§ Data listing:

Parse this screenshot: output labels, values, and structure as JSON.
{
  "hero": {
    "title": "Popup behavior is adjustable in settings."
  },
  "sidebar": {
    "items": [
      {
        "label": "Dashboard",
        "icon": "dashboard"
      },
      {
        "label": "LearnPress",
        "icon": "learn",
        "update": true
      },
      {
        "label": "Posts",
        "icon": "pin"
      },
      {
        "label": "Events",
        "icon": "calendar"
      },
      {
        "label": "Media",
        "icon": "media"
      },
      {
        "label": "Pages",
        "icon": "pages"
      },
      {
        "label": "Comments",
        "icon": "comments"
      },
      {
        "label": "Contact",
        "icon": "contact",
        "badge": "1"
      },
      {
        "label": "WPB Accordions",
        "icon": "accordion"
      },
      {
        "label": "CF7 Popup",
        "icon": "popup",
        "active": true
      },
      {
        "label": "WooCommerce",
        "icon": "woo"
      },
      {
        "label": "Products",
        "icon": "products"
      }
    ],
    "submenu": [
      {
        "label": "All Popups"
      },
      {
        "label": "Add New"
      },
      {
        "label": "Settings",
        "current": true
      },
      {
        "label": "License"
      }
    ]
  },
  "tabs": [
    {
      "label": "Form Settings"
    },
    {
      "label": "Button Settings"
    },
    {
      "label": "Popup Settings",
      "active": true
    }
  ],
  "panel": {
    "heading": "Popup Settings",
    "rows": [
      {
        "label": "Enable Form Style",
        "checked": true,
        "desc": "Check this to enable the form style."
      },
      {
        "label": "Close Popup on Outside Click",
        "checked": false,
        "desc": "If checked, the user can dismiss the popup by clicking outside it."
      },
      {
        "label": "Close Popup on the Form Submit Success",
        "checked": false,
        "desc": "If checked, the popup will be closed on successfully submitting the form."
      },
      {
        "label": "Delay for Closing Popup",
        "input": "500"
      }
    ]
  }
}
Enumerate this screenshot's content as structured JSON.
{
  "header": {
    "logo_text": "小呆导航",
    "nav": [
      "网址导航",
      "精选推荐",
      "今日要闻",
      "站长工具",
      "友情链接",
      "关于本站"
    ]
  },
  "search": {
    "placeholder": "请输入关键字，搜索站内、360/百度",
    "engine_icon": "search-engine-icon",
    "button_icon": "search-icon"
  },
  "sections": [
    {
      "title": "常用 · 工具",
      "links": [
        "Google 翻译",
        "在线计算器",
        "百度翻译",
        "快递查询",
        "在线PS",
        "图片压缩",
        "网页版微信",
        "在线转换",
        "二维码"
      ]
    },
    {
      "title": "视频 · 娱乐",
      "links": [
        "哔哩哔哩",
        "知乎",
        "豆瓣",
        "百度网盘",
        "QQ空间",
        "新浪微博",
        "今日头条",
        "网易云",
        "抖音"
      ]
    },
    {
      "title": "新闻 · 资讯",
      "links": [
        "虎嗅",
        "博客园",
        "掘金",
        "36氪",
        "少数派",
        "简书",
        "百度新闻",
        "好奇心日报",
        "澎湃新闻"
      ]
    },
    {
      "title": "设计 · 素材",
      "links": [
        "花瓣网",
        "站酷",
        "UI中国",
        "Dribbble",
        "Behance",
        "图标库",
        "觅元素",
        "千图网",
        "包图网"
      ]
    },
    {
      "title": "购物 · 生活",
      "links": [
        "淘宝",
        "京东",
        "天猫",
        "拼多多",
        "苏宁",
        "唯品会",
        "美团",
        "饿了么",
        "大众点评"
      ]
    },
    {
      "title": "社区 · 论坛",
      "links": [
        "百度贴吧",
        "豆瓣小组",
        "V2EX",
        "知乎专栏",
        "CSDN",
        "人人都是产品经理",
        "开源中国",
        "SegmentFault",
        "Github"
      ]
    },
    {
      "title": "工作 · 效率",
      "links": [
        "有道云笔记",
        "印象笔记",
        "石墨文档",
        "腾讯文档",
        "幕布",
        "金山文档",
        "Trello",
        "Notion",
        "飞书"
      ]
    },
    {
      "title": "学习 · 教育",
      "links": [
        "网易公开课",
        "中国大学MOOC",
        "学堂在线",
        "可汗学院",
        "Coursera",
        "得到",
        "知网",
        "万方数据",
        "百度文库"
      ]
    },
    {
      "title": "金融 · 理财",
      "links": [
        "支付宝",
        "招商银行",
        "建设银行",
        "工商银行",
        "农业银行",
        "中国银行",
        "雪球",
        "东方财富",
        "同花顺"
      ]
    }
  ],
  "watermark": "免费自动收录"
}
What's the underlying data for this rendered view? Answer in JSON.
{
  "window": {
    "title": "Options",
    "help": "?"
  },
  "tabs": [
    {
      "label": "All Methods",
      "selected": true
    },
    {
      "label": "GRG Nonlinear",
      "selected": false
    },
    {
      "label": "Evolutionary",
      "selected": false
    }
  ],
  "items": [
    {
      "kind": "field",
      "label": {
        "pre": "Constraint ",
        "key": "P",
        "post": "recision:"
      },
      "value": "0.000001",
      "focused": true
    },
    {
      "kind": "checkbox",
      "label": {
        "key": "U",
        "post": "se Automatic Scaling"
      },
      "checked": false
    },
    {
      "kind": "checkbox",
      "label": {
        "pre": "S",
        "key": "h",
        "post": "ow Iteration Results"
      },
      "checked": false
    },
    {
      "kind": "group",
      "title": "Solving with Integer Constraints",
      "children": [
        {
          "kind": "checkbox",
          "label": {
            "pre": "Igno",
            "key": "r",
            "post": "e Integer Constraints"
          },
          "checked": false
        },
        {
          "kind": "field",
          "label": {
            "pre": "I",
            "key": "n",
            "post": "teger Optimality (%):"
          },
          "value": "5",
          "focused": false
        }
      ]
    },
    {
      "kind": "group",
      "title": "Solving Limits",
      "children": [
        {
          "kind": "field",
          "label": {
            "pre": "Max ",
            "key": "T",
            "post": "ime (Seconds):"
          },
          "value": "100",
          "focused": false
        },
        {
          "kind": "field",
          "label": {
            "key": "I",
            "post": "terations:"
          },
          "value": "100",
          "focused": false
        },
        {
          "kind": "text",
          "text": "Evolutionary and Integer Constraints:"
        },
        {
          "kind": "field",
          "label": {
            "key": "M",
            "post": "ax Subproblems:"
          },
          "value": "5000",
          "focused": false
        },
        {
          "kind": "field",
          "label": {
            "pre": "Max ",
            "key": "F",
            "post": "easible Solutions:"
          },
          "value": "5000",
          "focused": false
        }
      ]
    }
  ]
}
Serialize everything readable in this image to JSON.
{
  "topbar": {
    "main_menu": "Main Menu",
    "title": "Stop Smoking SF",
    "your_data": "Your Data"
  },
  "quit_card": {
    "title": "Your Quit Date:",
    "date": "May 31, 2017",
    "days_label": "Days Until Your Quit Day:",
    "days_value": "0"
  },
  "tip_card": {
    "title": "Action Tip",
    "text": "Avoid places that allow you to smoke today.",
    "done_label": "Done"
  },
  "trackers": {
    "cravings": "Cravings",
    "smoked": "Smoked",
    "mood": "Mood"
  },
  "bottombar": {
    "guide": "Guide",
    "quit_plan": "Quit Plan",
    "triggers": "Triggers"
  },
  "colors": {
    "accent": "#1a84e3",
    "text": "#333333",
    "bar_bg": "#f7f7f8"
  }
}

§ Instruction:
Retype all of the material above with every character intact.

§ Response below:
Parse this screenshot: output labels, values, and structure as JSON.
{
  "hero": {
    "title": "Popup behavior is adjustable in settings."
  },
  "sidebar": {
    "items": [
      {
        "label": "Dashboard",
        "icon": "dashboard"
      },
      {
        "label": "LearnPress",
        "icon": "learn",
        "update": true
      },
      {
        "label": "Posts",
        "icon": "pin"
      },
      {
        "label": "Events",
        "icon": "calendar"
      },
      {
        "label": "Media",
        "icon": "media"
      },
      {
        "label": "Pages",
        "icon": "pages"
      },
      {
        "label": "Comments",
        "icon": "comments"
      },
      {
        "label": "Contact",
        "icon": "contact",
        "badge": "1"
      },
      {
        "label": "WPB Accordions",
        "icon": "accordion"
      },
      {
        "label": "CF7 Popup",
        "icon": "popup",
        "active": true
      },
      {
        "label": "WooCommerce",
        "icon": "woo"
      },
      {
        "label": "Products",
        "icon": "products"
      }
    ],
    "submenu": [
      {
        "label": "All Popups"
      },
      {
        "label": "Add New"
      },
      {
        "label": "Settings",
        "current": true
      },
      {
        "label": "License"
      }
    ]
  },
  "tabs": [
    {
      "label": "Form Settings"
    },
    {
      "label": "Button Settings"
    },
    {
      "label": "Popup Settings",
      "active": true
    }
  ],
  "panel": {
    "heading": "Popup Settings",
    "rows": [
      {
        "label": "Enable Form Style",
        "checked": true,
        "desc": "Check this to enable the form style."
      },
      {
        "label": "Close Popup on Outside Click",
        "checked": false,
        "desc": "If checked, the user can dismiss the popup by clicking outside it."
      },
      {
        "label": "Close Popup on the Form Submit Success",
        "checked": false,
        "desc": "If checked, the popup will be closed on successfully submitting the form."
      },
      {
        "label": "Delay for Closing Popup",
        "input": "500"
      }
    ]
  }
}
Enumerate this screenshot's content as structured JSON.
{
  "header": {
    "logo_text": "小呆导航",
    "nav": [
      "网址导航",
      "精选推荐",
      "今日要闻",
      "站长工具",
      "友情链接",
      "关于本站"
    ]
  },
  "search": {
    "placeholder": "请输入关键字，搜索站内、360/百度",
    "engine_icon": "search-engine-icon",
    "button_icon": "search-icon"
  },
  "sections": [
    {
      "title": "常用 · 工具",
      "links": [
        "Google 翻译",
        "在线计算器",
        "百度翻译",
        "快递查询",
        "在线PS",
        "图片压缩",
        "网页版微信",
        "在线转换",
        "二维码"
      ]
    },
    {
      "title": "视频 · 娱乐",
      "links": [
        "哔哩哔哩",
        "知乎",
        "豆瓣",
        "百度网盘",
        "QQ空间",
        "新浪微博",
        "今日头条",
        "网易云",
        "抖音"
      ]
    },
    {
      "title": "新闻 · 资讯",
      "links": [
        "虎嗅",
        "博客园",
        "掘金",
        "36氪",
        "少数派",
        "简书",
        "百度新闻",
        "好奇心日报",
        "澎湃新闻"
      ]
    },
    {
      "title": "设计 · 素材",
      "links": [
        "花瓣网",
        "站酷",
        "UI中国",
        "Dribbble",
        "Behance",
        "图标库",
        "觅元素",
        "千图网",
        "包图网"
      ]
    },
    {
      "title": "购物 · 生活",
      "links": [
        "淘宝",
        "京东",
        "天猫",
        "拼多多",
        "苏宁",
        "唯品会",
        "美团",
        "饿了么",
        "大众点评"
      ]
    },
    {
      "title": "社区 · 论坛",
      "links": [
        "百度贴吧",
        "豆瓣小组",
        "V2EX",
        "知乎专栏",
        "CSDN",
        "人人都是产品经理",
        "开源中国",
        "SegmentFault",
        "Github"
      ]
    },
    {
      "title": "工作 · 效率",
      "links": [
        "有道云笔记",
        "印象笔记",
        "石墨文档",
        "腾讯文档",
        "幕布",
        "金山文档",
        "Trello",
        "Notion",
        "飞书"
      ]
    },
    {
      "title": "学习 · 教育",
      "links": [
        "网易公开课",
        "中国大学MOOC",
        "学堂在线",
        "可汗学院",
        "Coursera",
        "得到",
        "知网",
        "万方数据",
        "百度文库"
      ]
    },
    {
      "title": "金融 · 理财",
      "links": [
        "支付宝",
        "招商银行",
        "建设银行",
        "工商银行",
        "农业银行",
        "中国银行",
        "雪球",
        "东方财富",
        "同花顺"
      ]
    }
  ],
  "watermark": "免费自动收录"
}
What's the underlying data for this rendered view? Answer in JSON.
{
  "window": {
    "title": "Options",
    "help": "?"
  },
  "tabs": [
    {
      "label": "All Methods",
      "selected": true
    },
    {
      "label": "GRG Nonlinear",
      "selected": false
    },
    {
      "label": "Evolutionary",
      "selected": false
    }
  ],
  "items": [
    {
      "kind": "field",
      "label": {
        "pre": "Constraint ",
        "key": "P",
        "post": "recision:"
      },
      "value": "0.000001",
      "focused": true
    },
    {
      "kind": "checkbox",
      "label": {
        "key": "U",
        "post": "se Automatic Scaling"
      },
      "checked": false
    },
    {
      "kind": "checkbox",
      "label": {
        "pre": "S",
        "key": "h",
        "post": "ow Iteration Results"
      },
      "checked": false
    },
    {
      "kind": "group",
      "title": "Solving with Integer Constraints",
      "children": [
        {
          "kind": "checkbox",
          "label": {
            "pre": "Igno",
            "key": "r",
            "post": "e Integer Constraints"
          },
          "checked": false
        },
        {
          "kind": "field",
          "label": {
            "pre": "I",
            "key": "n",
            "post": "teger Optimality (%):"
          },
          "value": "5",
          "focused": false
        }
      ]
    },
    {
      "kind": "group",
      "title": "Solving Limits",
      "children": [
        {
          "kind": "field",
          "label": {
            "pre": "Max ",
            "key": "T",
            "post": "ime (Seconds):"
          },
          "value": "100",
          "focused": false
        },
        {
          "kind": "field",
          "label": {
            "key": "I",
            "post": "terations:"
          },
          "value": "100",
          "focused": false
        },
        {
          "kind": "text",
          "text": "Evolutionary and Integer Constraints:"
        },
        {
          "kind": "field",
          "label": {
            "key": "M",
            "post": "ax Subproblems:"
          },
          "value": "5000",
          "focused": false
        },
        {
          "kind": "field",
          "label": {
            "pre": "Max ",
            "key": "F",
            "post": "easible Solutions:"
          },
          "value": "5000",
          "focused": false
        }
      ]
    }
  ]
}
Serialize everything readable in this image to JSON.
{
  "topbar": {
    "main_menu": "Main Menu",
    "title": "Stop Smoking SF",
    "your_data": "Your Data"
  },
  "quit_card": {
    "title": "Your Quit Date:",
    "date": "May 31, 2017",
    "days_label": "Days Until Your Quit Day:",
    "days_value": "0"
  },
  "tip_card": {
    "title": "Action Tip",
    "text": "Avoid places that allow you to smoke today.",
    "done_label": "Done"
  },
  "trackers": {
    "cravings": "Cravings",
    "smoked": "Smoked",
    "mood": "Mood"
  },
  "bottombar": {
    "guide": "Guide",
    "quit_plan": "Quit Plan",
    "triggers": "Triggers"
  },
  "colors": {
    "accent": "#1a84e3",
    "text": "#333333",
    "bar_bg": "#f7f7f8"
  }
}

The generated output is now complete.